WORK REQUIRED
Please give the data below again in full, exactly as it stands.

SUPPLIED MATERIAL
........
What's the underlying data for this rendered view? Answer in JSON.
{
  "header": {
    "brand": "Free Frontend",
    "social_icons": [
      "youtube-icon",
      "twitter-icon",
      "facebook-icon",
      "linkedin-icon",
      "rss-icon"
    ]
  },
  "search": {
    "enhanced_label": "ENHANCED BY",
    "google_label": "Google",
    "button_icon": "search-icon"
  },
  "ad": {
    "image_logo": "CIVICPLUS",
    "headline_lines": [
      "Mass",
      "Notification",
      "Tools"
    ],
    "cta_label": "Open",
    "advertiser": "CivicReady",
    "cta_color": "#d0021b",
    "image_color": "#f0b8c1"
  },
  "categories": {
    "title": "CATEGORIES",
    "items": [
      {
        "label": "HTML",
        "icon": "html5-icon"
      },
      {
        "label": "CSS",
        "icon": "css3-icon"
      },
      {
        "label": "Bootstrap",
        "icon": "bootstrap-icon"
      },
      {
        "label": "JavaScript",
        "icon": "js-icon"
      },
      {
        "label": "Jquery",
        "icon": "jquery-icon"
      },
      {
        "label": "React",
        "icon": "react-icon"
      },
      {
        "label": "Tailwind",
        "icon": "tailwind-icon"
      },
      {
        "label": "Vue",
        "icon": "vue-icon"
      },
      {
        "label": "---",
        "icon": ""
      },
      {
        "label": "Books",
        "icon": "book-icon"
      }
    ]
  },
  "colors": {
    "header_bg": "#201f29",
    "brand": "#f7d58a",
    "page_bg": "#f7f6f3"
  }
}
........
FINISHED ANSWER
What's the underlying data for this rendered view? Answer in JSON.
{
  "header": {
    "brand": "Free Frontend",
    "social_icons": [
      "youtube-icon",
      "twitter-icon",
      "facebook-icon",
      "linkedin-icon",
      "rss-icon"
    ]
  },
  "search": {
    "enhanced_label": "ENHANCED BY",
    "google_label": "Google",
    "button_icon": "search-icon"
  },
  "ad": {
    "image_logo": "CIVICPLUS",
    "headline_lines": [
      "Mass",
      "Notification",
      "Tools"
    ],
    "cta_label": "Open",
    "advertiser": "CivicReady",
    "cta_color": "#d0021b",
    "image_color": "#f0b8c1"
  },
  "categories": {
    "title": "CATEGORIES",
    "items": [
      {
        "label": "HTML",
        "icon": "html5-icon"
      },
      {
        "label": "CSS",
        "icon": "css3-icon"
      },
      {
        "label": "Bootstrap",
        "icon": "bootstrap-icon"
      },
      {
        "label": "JavaScript",
        "icon": "js-icon"
      },
      {
        "label": "Jquery",
        "icon": "jquery-icon"
      },
      {
        "label": "React",
        "icon": "react-icon"
      },
      {
        "label": "Tailwind",
        "icon": "tailwind-icon"
      },
      {
        "label": "Vue",
        "icon": "vue-icon"
      },
      {
        "label": "---",
        "icon": ""
      },
      {
        "label": "Books",
        "icon": "book-icon"
      }
    ]
  },
  "colors": {
    "header_bg": "#201f29",
    "brand": "#f7d58a",
    "page_bg": "#f7f6f3"
  }
}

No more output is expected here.